[Entries from a visual dataset]

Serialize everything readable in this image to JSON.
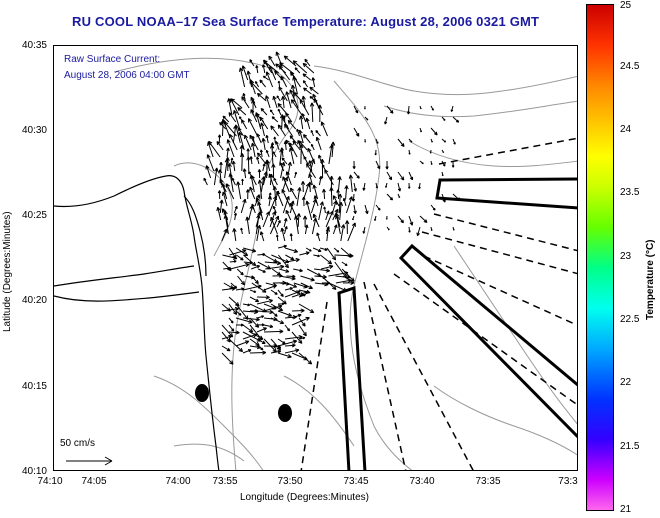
{
  "title": "RU COOL  NOAA–17  Sea Surface Temperature:  August 28, 2006 0321 GMT",
  "annotation": {
    "line1": "Raw Surface Current:",
    "line2": "August 28, 2006 04:00 GMT"
  },
  "scale_label": "50 cm/s",
  "axes": {
    "xlabel": "Longitude (Degrees:Minutes)",
    "ylabel": "Latitude (Degrees:Minutes)",
    "xticks": [
      "74:10",
      "74:05",
      "74:00",
      "73:55",
      "73:50",
      "73:45",
      "73:40",
      "73:35",
      "73:3"
    ],
    "yticks": [
      "40:35",
      "40:30",
      "40:25",
      "40:20",
      "40:15",
      "40:10"
    ]
  },
  "colorbar": {
    "label": "Temperature (°C)",
    "ticks": [
      "25",
      "24.5",
      "24",
      "23.5",
      "23",
      "22.5",
      "22",
      "21.5",
      "21"
    ],
    "min": 21,
    "max": 25,
    "colors": [
      "#ff66ee",
      "#cc00ff",
      "#3300ff",
      "#00aaff",
      "#00ffee",
      "#66ff00",
      "#ffff00",
      "#ff8800",
      "#cc0000"
    ]
  },
  "map_features": {
    "coastline": "New Jersey / Raritan Bay",
    "vector_field": "surface current arrows",
    "markers": "two filled black ovals",
    "overlays": "solid and dashed shipping lane outlines"
  }
}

### Written instruction
From the records above, work out how many lines contain the string "August". Give only the number.

### Solved exercise
2